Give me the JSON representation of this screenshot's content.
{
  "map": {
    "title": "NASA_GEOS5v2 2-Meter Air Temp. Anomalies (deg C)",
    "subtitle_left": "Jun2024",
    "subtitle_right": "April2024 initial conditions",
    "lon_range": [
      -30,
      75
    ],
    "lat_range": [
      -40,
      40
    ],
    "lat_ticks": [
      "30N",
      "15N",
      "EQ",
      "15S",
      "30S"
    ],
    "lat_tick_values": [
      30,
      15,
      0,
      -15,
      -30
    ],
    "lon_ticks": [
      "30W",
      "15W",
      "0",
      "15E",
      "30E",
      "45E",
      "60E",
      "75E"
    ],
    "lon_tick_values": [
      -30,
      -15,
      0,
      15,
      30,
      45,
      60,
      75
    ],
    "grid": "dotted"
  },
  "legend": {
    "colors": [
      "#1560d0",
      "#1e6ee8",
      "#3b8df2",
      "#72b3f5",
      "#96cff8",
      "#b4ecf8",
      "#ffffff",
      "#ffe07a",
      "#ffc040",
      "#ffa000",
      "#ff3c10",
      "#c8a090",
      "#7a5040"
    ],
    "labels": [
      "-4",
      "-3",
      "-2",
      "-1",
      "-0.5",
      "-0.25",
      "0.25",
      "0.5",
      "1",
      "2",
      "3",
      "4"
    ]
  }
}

***

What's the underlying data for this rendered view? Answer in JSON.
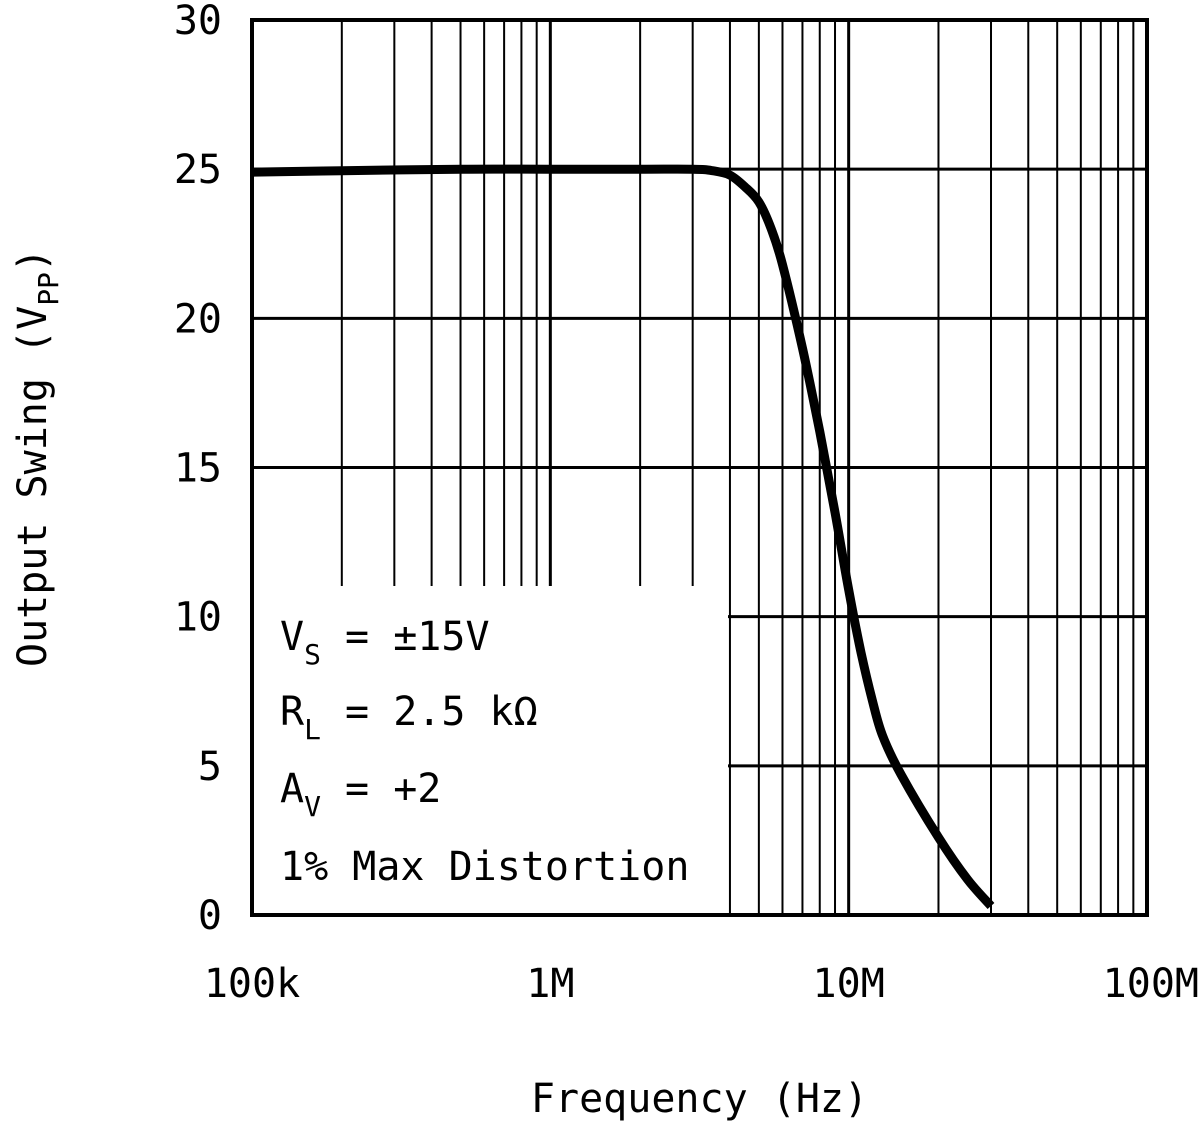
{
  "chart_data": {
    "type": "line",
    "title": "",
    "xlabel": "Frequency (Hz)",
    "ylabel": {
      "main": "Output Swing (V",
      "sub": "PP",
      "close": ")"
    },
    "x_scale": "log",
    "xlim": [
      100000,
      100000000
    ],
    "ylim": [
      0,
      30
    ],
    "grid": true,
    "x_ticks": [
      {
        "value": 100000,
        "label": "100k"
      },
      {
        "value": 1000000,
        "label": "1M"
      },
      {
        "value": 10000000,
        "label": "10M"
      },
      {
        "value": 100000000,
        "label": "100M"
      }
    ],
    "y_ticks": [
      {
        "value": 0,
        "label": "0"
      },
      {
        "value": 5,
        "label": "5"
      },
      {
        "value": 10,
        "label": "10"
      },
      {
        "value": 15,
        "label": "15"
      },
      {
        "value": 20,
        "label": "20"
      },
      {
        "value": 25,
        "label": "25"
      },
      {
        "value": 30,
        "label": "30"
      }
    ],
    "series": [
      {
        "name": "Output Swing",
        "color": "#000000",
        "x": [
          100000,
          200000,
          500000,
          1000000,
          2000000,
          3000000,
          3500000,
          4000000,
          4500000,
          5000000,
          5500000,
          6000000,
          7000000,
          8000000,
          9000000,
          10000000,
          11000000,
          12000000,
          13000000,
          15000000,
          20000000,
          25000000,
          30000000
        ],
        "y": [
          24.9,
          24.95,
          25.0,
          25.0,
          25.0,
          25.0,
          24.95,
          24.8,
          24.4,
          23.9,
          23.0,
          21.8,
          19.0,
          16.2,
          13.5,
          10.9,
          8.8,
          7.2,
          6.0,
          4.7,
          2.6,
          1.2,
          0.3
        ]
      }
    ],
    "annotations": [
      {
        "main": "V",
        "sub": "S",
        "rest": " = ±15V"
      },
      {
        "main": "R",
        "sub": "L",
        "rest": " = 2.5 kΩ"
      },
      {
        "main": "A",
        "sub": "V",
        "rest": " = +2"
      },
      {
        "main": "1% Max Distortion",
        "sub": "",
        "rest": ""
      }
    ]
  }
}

***

_What is required_: Copy all the lines above that hold the string "Swing".

_Result of the exercise_:
      "main": "Output Swing (V",
        "name": "Output Swing",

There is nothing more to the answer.